Only two weeks ago, a shooting incident occurred at the Tree of Life Synagogue in Pittsburgh, Pennsylvania with 11 causalities and 16 injured. This was the most targeted terror attack against  Jews on American soils since the establishment of America and it  attracted the attention of the world Jewry. In the process of laying the blame, many left-wing American Jew pointed a finger at Trump, and the strange fact is that Trump election victory was on Nov, 9, 2016 which gave rise to conspiracy theories. 

The Chinese media covers this as an international issue. Regrettably, the same media had ignored the background cause of this issue and treated it as a tragedy of gun control in America. In reality, this incident had exposed the deep divide and fierce debates among the Jews in American under the Trump Administration, and it influenced the attitude of the Jews in the November 6, 2018 elections. At the 80th year commemoration of  “the Night of Violence” [Night of the Broken Glass- tr.], we will spotlight its migration from Europe to across the ocean directly to the anti-semitism in times of refugees. 

Was it a the plan of madman under the lax 
of guns culture? 

Many Chinese language media translated the place of the incident as “Jewish Study Hall”, actually it should be translated as  “Jewish Assembly Hall” [Synagogue]. Jewish synagogue is not only a place for traditional Jewish rituals [prayers], but also a place to celebrate the holidays and life events [ceremonies]. [The incident] occurred on Saturday, Jewish day of rest, October 27, 2018 about 9:50 AM when three ceremonies took place at the same time. It was Saturday, during the morning prayers when the synagogue was full of people and a circumcision ritual for a new born baby was performed. The excitement can only be imagined.

+--

_Problems_:
**a)** Return the lines of the listing exactly, starting with the line containing "tab-cloud-images[interactable]: Cloud images" and going on through the line containing "minimap-line xyxy=(980,1016,1008,1018)".
**b)** Supply the next part of the piece on the Pittsburgh synagogue shooting, picking up after its last sentence.

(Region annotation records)
+--

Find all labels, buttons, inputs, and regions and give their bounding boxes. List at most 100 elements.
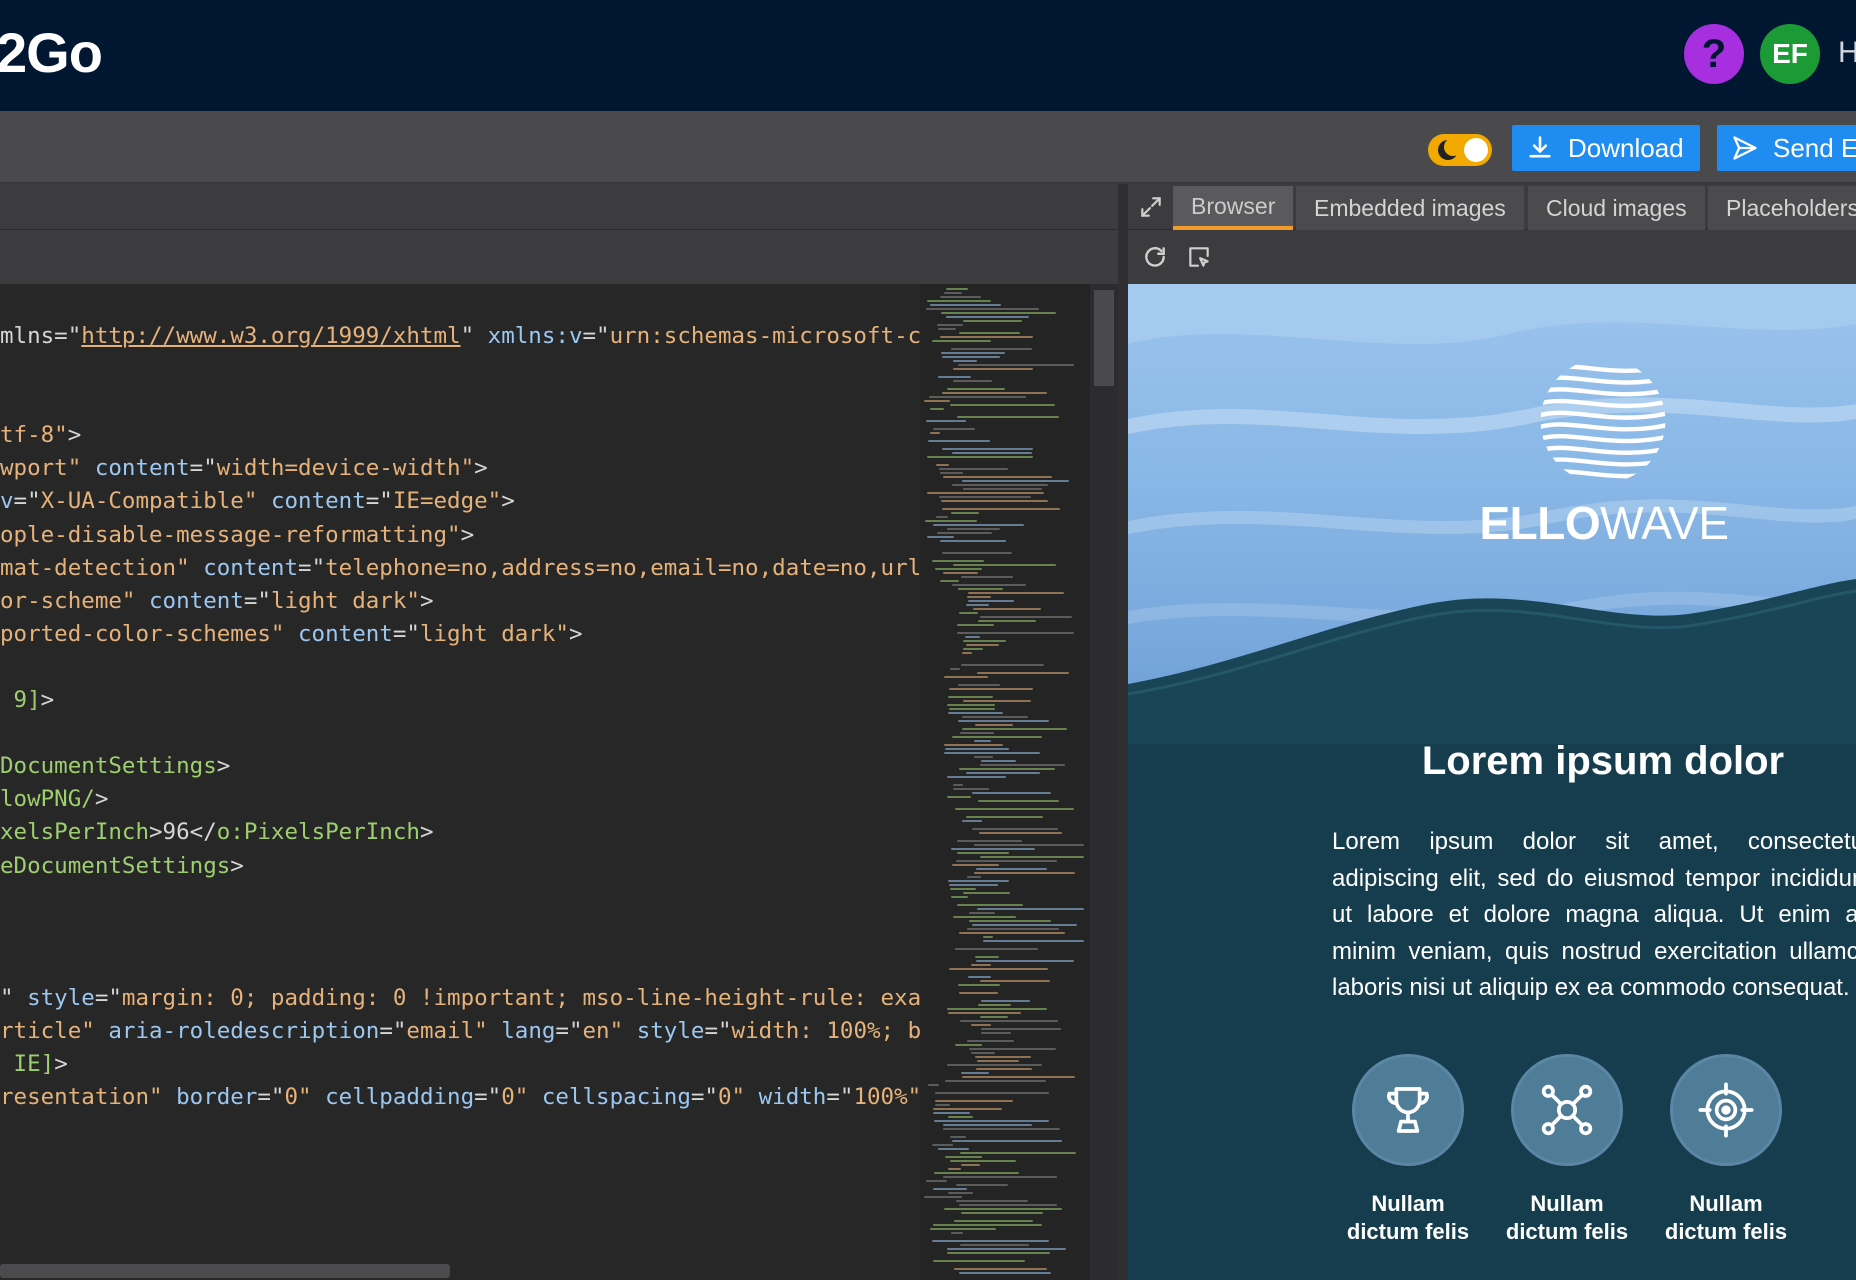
tab-cloud-images[interactable]: Cloud images xyxy=(1528,186,1705,230)
minimap-line xyxy=(975,956,999,958)
minimap-line xyxy=(935,1092,1049,1094)
brand-name-rest: WAVE xyxy=(1600,497,1729,549)
minimap-line xyxy=(974,740,991,742)
minimap-line xyxy=(966,772,1040,774)
editor-vertical-scrollbar-track[interactable] xyxy=(1090,284,1118,1280)
minimap-line xyxy=(951,896,968,898)
code-token: xmlns:v xyxy=(487,323,583,349)
minimap-line xyxy=(935,568,982,570)
app-logo[interactable]: 2Go xyxy=(0,20,103,85)
minimap-line xyxy=(957,904,1023,906)
code-token: content xyxy=(203,554,299,581)
minimap-line xyxy=(965,636,980,638)
user-name-truncated[interactable]: H xyxy=(1838,36,1856,70)
minimap-line xyxy=(973,608,1041,610)
minimap-line xyxy=(963,640,1006,642)
tab-browser[interactable]: Browser xyxy=(1173,186,1294,230)
minimap-line xyxy=(938,328,956,330)
minimap-line xyxy=(980,1016,1008,1018)
minimap-line xyxy=(961,1212,1043,1214)
minimap-line xyxy=(952,584,1026,586)
code-token: =" xyxy=(474,1084,502,1111)
minimap-line xyxy=(956,860,1057,862)
tab-embedded-images[interactable]: Embedded images xyxy=(1296,186,1524,230)
code-token: DocumentSettings xyxy=(0,753,217,780)
pane-resize-divider[interactable] xyxy=(1118,184,1128,1280)
user-avatar[interactable]: EF xyxy=(1760,24,1820,84)
minimap-line xyxy=(958,684,1000,686)
minimap-line xyxy=(950,668,960,670)
minimap-line xyxy=(953,360,977,362)
feature-item-3: Nullam dictum felis xyxy=(1641,1054,1811,1246)
minimap-line xyxy=(958,984,1000,986)
minimap-line xyxy=(948,1012,1021,1014)
code-editor[interactable]: mlns="http://www.w3.org/1999/xhtml" xmln… xyxy=(0,284,920,1280)
minimap-line xyxy=(952,736,1042,738)
code-token[interactable]: http://www.w3.org/1999/xhtml xyxy=(81,323,460,349)
code-token: > xyxy=(230,852,244,879)
minimap-line xyxy=(981,1032,1011,1034)
feature-icon-circle xyxy=(1511,1054,1623,1166)
download-button[interactable]: Download xyxy=(1512,125,1700,171)
code-token: en" xyxy=(582,1017,637,1044)
minimap-line xyxy=(959,1204,1057,1206)
editor-horizontal-scrollbar[interactable] xyxy=(0,1264,450,1278)
feature-icon-circle xyxy=(1352,1054,1464,1166)
help-button[interactable]: ? xyxy=(1684,24,1744,84)
minimap-line xyxy=(940,472,963,474)
code-token: mlns=" xyxy=(0,323,82,349)
refresh-icon[interactable] xyxy=(1142,244,1168,270)
minimap-line xyxy=(969,912,995,914)
minimap-line xyxy=(981,760,1016,762)
code-token: 0" xyxy=(284,1084,326,1111)
minimap-line xyxy=(967,876,981,878)
code-token: light dark" xyxy=(419,620,569,647)
dark-mode-toggle[interactable] xyxy=(1428,134,1492,166)
minimap-line xyxy=(933,1112,970,1114)
minimap-line xyxy=(960,732,994,734)
minimap-line xyxy=(967,928,1059,930)
minimap-line xyxy=(962,652,972,654)
minimap-line xyxy=(976,1068,1032,1070)
code-line: " style="margin: 0; padding: 0 !importan… xyxy=(0,982,920,1015)
minimap-line xyxy=(940,580,959,582)
minimap-line xyxy=(957,852,1009,854)
minimap-line xyxy=(945,1080,1046,1082)
inspect-element-icon[interactable] xyxy=(1186,244,1212,270)
minimap-line xyxy=(962,1076,1075,1078)
minimap-line xyxy=(943,1128,1060,1130)
minimap-line xyxy=(963,648,983,650)
minimap-line xyxy=(978,620,1036,622)
minimap-line xyxy=(937,532,992,534)
minimap-line xyxy=(943,1124,1032,1126)
editor-toolbar: Download Send E xyxy=(0,111,1856,184)
minimap-line xyxy=(951,348,1032,350)
tab-placeholders[interactable]: Placeholders xyxy=(1708,186,1856,230)
code-token: >96</ xyxy=(149,819,217,846)
editor-vertical-scrollbar-thumb[interactable] xyxy=(1094,290,1114,386)
minimap-line xyxy=(974,756,993,758)
minimap-line xyxy=(928,1084,939,1086)
minimap-line xyxy=(951,512,979,514)
minimap-line xyxy=(952,484,1048,486)
minimap-line xyxy=(961,576,1013,578)
preview-tools-bar xyxy=(1128,230,1856,284)
code-lines: mlns="http://www.w3.org/1999/xhtml" xmln… xyxy=(0,320,920,1114)
minimap-line xyxy=(957,416,1059,418)
minimap-line xyxy=(948,1168,961,1170)
code-minimap[interactable] xyxy=(920,284,1090,1280)
minimap-line xyxy=(956,1200,1028,1202)
expand-icon[interactable] xyxy=(1138,194,1164,220)
code-line: resentation" border="0" cellpadding="0" … xyxy=(0,1081,920,1114)
minimap-line xyxy=(961,664,1044,666)
code-token: light dark" xyxy=(270,587,420,614)
minimap-line xyxy=(943,572,978,574)
minimap-line xyxy=(952,864,999,866)
code-token: content xyxy=(270,488,366,515)
send-email-button[interactable]: Send E xyxy=(1717,125,1856,171)
code-line: ported-color-schemes" content="light dar… xyxy=(0,618,920,651)
code-line: mat-detection" content="telephone=no,add… xyxy=(0,552,920,585)
minimap-line xyxy=(983,940,1084,942)
minimap-line xyxy=(941,312,1056,314)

+--

_Results for each task_:
**a)**
tab-cloud-images[interactable]: Cloud images xyxy=(1528,186,1705,230)
minimap-line xyxy=(975,956,999,958)
minimap-line xyxy=(935,1092,1049,1094)
brand-name-rest: WAVE xyxy=(1600,497,1729,549)
minimap-line xyxy=(974,740,991,742)
minimap-line xyxy=(966,772,1040,774)
editor-vertical-scrollbar-track[interactable] xyxy=(1090,284,1118,1280)
minimap-line xyxy=(951,896,968,898)
code-token: xmlns:v xyxy=(487,323,583,349)
minimap-line xyxy=(935,568,982,570)
app-logo[interactable]: 2Go xyxy=(0,20,103,85)
minimap-line xyxy=(957,904,1023,906)
code-token: content xyxy=(203,554,299,581)
minimap-line xyxy=(965,636,980,638)
user-name-truncated[interactable]: H xyxy=(1838,36,1856,70)
minimap-line xyxy=(973,608,1041,610)
minimap-line xyxy=(963,640,1006,642)
tab-browser[interactable]: Browser xyxy=(1173,186,1294,230)
minimap-line xyxy=(938,328,956,330)
minimap-line xyxy=(980,1016,1008,1018)

**b)**
On the day of the incident, a gunman drove for half an hour from his home to the Tree of Life synagogue in Pittsburgh -one of the places with the largest Jewish presence in the US with 26% of the population Jewish. Before he left, the gunman made a statement to a right extremist paper: “HIAS likes to bring invaders in that kill our people. I can’t sit by and watch my people get slaughtered. Screw your optics. I am going in.” Before this gunman started spaying the synagogue with bullets, he yelled at the assembled Jews :”All Jews must die!” He the police arrested him, he still yelled: “Jews committed ethnic murder against Americans.” 

In other words, this was not a simple “madman just picking up a gun and spraying bullets” but a carefully planned attack of a hatred filled madman with the intent of causing serious harm and damage to the target with his tools.  He planned the half hour drive, the exact time of the hit, calmly entered the place where those he hated had been congregating and committed this heinous crime. That is anti-semitic crime. 

Anti-Semitism at the Times of Refugees

Basically, this terrorist had stated in a far right-wing media that: “The Jewish Hebrew Immigrant Aid Society [HIAS] helped the refugees to enter America, harm America so all Jews must die” .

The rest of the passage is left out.